Written request: Repeat each record below exactly as given.

----- Supplied material -----

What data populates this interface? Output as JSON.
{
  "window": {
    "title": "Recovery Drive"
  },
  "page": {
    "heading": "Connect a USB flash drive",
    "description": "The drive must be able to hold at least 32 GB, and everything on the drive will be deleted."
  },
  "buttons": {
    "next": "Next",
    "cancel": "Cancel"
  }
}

-----

Answer below:
What data populates this interface? Output as JSON.
{
  "window": {
    "title": "Recovery Drive"
  },
  "page": {
    "heading": "Connect a USB flash drive",
    "description": "The drive must be able to hold at least 32 GB, and everything on the drive will be deleted."
  },
  "buttons": {
    "next": "Next",
    "cancel": "Cancel"
  }
}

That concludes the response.